To do – Among the entries, find the lines with the string "expérience" and report them.

Given records –
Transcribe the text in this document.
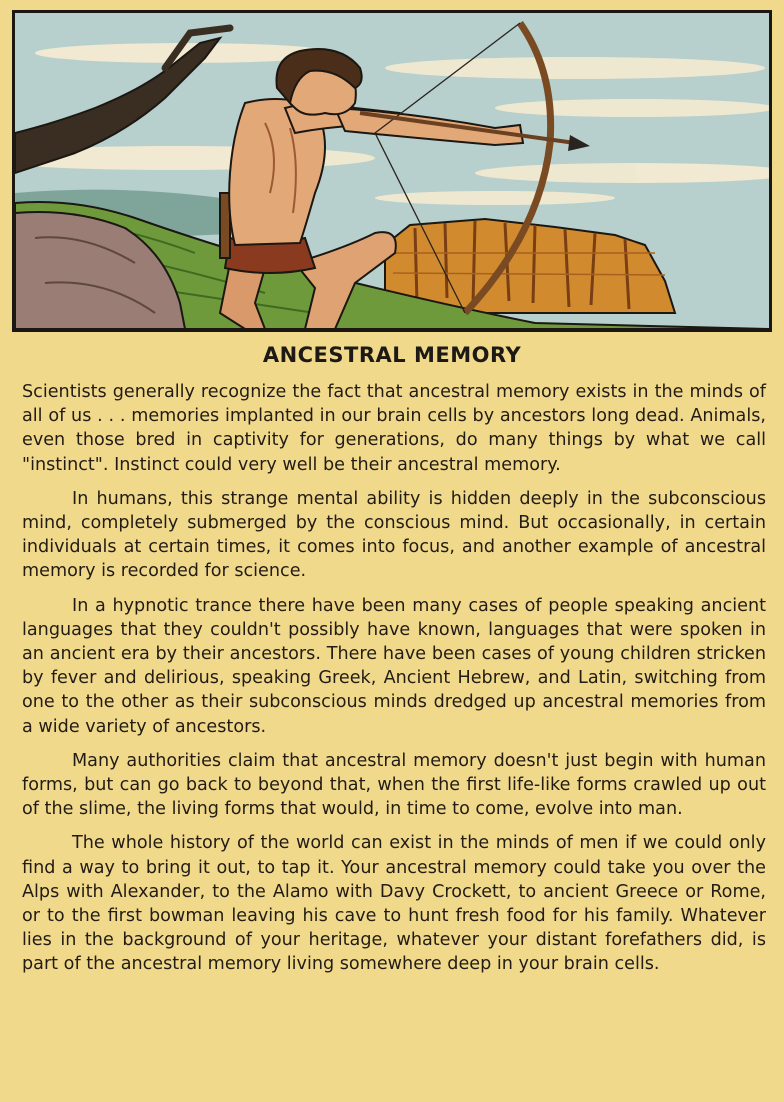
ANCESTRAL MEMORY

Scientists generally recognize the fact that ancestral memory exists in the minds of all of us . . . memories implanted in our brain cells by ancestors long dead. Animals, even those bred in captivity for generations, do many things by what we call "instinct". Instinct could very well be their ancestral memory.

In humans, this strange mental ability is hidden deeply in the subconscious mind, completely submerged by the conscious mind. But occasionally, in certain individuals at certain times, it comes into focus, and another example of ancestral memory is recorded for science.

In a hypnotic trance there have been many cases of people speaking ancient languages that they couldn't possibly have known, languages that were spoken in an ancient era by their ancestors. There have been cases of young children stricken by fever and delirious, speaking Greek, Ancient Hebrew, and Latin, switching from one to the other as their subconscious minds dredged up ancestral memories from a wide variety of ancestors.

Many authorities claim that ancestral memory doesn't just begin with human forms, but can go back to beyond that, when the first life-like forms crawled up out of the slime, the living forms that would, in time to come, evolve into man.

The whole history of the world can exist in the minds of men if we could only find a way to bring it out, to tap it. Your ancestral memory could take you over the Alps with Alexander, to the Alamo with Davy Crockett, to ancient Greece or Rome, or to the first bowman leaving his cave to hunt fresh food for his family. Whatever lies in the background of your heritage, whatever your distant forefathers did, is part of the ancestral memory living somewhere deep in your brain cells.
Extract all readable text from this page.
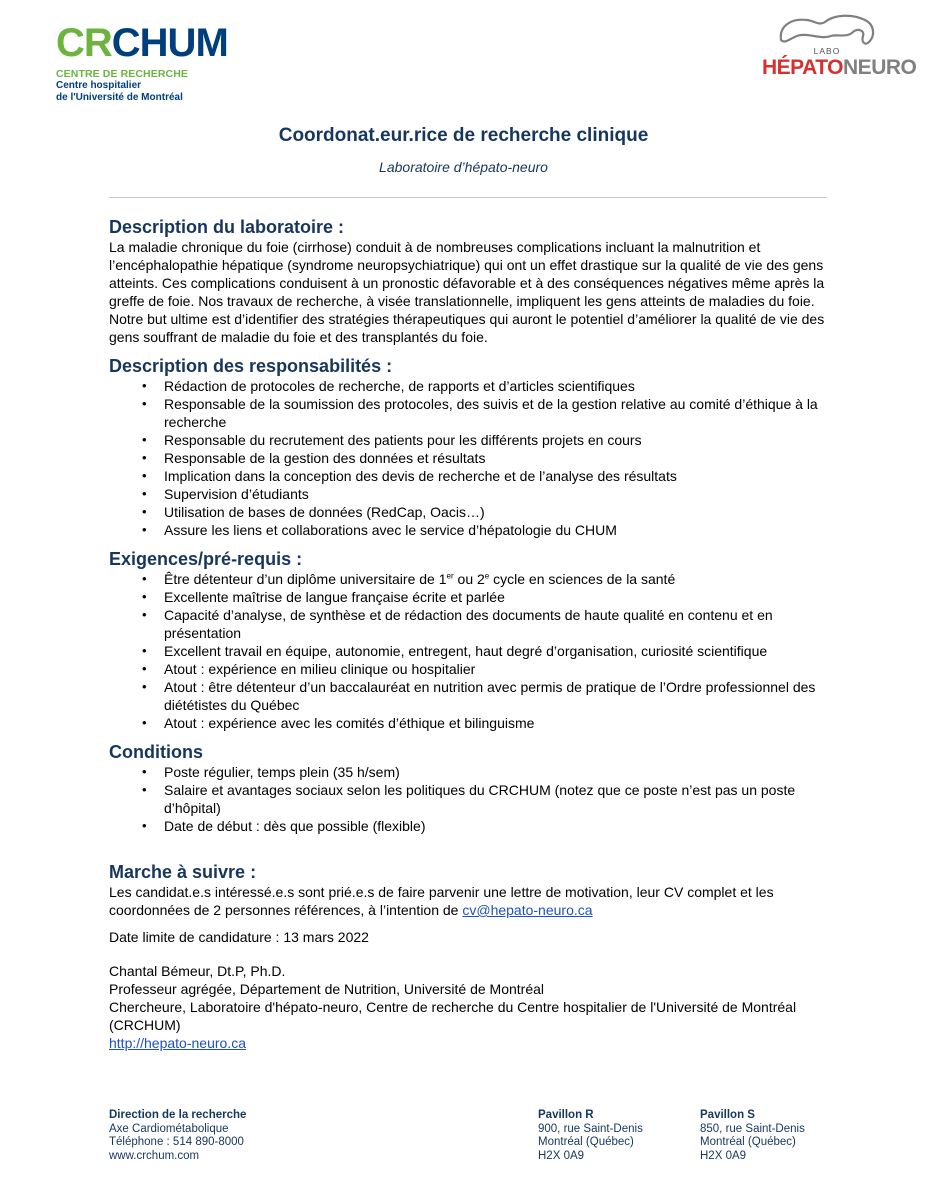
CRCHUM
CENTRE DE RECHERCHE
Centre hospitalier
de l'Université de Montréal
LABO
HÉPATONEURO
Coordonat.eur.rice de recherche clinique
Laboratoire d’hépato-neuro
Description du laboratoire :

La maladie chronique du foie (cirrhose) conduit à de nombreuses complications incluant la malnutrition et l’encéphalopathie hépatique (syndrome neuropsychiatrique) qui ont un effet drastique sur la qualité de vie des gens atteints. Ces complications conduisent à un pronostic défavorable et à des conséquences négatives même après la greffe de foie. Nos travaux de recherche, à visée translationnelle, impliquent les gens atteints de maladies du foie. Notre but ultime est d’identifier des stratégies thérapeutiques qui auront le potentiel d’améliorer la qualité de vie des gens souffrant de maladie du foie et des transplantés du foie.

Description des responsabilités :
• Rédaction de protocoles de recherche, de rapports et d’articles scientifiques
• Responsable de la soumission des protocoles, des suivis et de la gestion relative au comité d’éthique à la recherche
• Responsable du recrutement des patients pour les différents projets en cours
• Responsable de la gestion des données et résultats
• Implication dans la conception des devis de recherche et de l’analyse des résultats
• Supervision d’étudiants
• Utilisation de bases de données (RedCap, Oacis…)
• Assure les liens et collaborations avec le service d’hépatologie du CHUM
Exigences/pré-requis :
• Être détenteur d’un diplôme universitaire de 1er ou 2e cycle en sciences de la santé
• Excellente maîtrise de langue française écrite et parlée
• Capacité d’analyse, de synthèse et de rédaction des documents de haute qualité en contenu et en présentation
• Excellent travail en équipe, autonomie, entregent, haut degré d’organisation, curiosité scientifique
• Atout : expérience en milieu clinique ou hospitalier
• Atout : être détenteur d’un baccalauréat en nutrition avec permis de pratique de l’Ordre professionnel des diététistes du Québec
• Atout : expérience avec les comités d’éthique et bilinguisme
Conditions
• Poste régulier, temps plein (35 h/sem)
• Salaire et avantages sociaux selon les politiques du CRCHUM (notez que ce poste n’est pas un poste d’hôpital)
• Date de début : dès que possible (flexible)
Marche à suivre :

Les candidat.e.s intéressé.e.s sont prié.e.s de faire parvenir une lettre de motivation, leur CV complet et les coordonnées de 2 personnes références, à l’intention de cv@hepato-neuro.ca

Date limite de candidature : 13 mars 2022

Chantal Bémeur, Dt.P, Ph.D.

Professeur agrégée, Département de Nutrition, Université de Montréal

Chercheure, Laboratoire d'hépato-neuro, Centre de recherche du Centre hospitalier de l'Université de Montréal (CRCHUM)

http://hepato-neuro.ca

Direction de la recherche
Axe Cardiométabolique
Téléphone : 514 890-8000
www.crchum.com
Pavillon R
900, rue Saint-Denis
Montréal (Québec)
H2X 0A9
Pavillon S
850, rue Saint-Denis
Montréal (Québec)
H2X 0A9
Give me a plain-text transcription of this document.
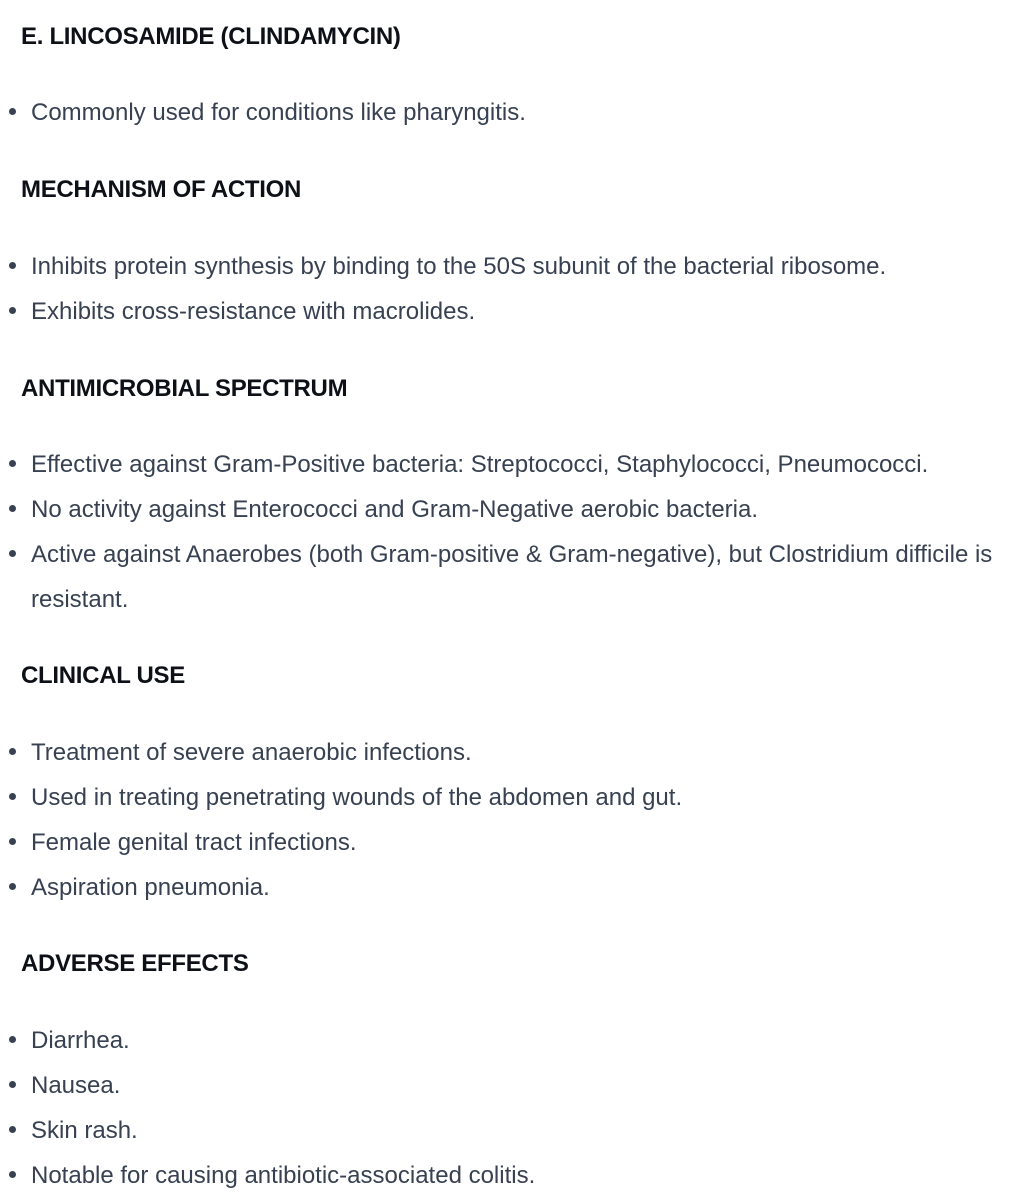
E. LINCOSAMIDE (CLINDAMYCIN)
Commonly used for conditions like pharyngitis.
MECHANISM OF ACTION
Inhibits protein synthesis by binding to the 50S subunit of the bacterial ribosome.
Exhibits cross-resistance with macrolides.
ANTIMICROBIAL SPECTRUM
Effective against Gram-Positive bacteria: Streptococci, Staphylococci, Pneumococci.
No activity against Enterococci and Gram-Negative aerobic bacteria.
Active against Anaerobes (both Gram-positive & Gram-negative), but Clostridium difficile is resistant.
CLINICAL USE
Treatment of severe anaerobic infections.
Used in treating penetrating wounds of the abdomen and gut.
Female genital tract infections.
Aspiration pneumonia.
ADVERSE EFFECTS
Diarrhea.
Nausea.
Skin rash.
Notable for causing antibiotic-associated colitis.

Task output –
• Atout : expérience en milieu clinique ou hospitalier
• Atout : expérience avec les comités d’éthique et bilinguisme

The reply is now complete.